*Consigne à suivre:* Recopiez fidèlement le passage de l'extrait du texte situé entre « J'ai volontairement, dans » et « nos ami-e-s québécois-e-s. », ces deux bornes comprises.

*Extrait du texte:*

☆ ☆ ☆ ☆ ☆

J'ai volontairement, dans ces quelques premières lignes essayé de rendre le ton particulier de l'auteure.

Mais il ne s'agit pas seulement commérages, les femmes subissent « en toutes circonstances », cette dérision, cette réduction, dans leurs chairs, leur corps : « elles ne sont qu'un con », « une plotte », comme diraient nos ami-e-s québécois-e-s.

L'auteure complète par « Chaque femme, quelle que soit sa situation sociale, économique ou sexuelle, lutte contre cette réduction avec toutes les ressources dont elle dispose ».

☆ ☆ ☆ ☆ ☆

*Jeu de données:*

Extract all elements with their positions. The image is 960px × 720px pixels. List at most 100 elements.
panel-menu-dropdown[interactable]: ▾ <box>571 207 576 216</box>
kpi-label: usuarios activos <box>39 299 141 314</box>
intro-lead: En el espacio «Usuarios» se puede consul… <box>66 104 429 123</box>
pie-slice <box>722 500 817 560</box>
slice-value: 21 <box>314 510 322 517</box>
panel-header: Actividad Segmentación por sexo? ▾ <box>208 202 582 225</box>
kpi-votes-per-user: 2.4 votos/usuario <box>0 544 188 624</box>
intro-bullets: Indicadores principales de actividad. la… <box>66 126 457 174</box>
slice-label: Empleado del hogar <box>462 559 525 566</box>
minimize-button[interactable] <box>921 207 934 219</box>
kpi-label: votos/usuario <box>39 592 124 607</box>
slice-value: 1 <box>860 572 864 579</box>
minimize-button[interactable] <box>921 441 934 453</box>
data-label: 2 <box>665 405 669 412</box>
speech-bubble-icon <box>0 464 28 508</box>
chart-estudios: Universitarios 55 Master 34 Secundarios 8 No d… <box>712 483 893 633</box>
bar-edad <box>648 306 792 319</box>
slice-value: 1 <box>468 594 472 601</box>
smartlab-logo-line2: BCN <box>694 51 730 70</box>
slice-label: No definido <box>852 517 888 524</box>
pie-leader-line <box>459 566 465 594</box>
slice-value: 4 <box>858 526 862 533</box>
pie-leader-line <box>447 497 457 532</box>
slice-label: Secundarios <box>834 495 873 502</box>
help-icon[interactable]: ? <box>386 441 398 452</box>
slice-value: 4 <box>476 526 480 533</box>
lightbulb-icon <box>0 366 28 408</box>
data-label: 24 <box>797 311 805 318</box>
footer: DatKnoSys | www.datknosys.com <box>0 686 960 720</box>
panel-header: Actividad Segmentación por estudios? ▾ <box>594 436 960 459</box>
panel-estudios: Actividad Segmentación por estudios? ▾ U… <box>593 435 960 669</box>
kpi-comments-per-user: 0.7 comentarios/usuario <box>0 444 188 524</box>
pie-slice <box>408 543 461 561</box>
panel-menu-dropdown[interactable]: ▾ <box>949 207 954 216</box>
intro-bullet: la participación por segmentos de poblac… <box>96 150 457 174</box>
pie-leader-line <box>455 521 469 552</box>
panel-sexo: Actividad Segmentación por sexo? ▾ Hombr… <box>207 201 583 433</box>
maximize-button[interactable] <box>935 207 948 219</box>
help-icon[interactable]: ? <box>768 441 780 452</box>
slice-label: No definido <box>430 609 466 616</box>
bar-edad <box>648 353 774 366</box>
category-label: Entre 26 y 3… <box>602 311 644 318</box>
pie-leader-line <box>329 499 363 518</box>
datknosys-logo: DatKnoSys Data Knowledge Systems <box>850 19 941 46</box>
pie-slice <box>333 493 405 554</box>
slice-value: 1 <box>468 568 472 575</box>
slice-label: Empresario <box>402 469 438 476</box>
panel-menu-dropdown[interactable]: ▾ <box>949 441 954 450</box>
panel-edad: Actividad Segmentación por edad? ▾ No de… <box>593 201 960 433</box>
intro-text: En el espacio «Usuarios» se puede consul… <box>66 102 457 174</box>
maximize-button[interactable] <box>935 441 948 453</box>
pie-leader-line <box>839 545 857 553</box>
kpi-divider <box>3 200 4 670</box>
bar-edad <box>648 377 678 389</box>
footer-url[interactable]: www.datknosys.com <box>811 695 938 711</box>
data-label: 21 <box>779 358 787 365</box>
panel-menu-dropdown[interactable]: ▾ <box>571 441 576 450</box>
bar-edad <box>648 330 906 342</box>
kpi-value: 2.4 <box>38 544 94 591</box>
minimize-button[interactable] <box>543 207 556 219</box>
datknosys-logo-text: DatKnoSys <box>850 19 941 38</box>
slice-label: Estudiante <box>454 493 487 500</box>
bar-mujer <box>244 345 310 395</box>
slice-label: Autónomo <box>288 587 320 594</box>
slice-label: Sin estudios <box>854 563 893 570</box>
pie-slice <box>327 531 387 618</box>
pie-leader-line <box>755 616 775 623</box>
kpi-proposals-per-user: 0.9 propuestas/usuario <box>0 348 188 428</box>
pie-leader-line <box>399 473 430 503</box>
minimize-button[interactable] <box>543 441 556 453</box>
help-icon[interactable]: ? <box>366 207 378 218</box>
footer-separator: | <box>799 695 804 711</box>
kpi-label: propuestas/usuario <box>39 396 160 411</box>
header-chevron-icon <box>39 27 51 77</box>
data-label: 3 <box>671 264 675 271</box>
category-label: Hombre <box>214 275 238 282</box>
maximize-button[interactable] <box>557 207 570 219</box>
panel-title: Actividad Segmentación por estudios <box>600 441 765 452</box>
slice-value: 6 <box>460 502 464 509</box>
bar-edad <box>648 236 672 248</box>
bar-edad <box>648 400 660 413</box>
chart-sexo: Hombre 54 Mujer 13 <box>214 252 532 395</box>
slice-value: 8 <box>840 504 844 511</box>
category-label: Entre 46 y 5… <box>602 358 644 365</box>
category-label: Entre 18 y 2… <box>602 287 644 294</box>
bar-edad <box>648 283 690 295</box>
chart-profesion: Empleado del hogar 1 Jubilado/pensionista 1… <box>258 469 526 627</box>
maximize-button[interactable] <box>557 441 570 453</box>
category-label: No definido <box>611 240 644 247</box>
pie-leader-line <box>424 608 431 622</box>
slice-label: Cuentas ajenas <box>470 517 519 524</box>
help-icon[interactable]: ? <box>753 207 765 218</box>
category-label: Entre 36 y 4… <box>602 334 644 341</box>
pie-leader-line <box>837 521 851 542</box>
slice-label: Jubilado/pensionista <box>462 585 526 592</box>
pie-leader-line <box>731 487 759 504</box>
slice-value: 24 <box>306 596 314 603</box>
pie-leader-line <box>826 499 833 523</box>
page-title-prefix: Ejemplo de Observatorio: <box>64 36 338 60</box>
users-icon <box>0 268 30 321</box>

☆ ☆ ☆ ☆ ☆

*Solution proposée:*
J'ai volontairement, dans ces quelques premières lignes essayé de rendre le ton particulier de l'auteure.

Mais il ne s'agit pas seulement commérages, les femmes subissent « en toutes circonstances », cette dérision, cette réduction, dans leurs chairs, leur corps : « elles ne sont qu'un con », « une plotte », comme diraient nos ami-e-s québécois-e-s.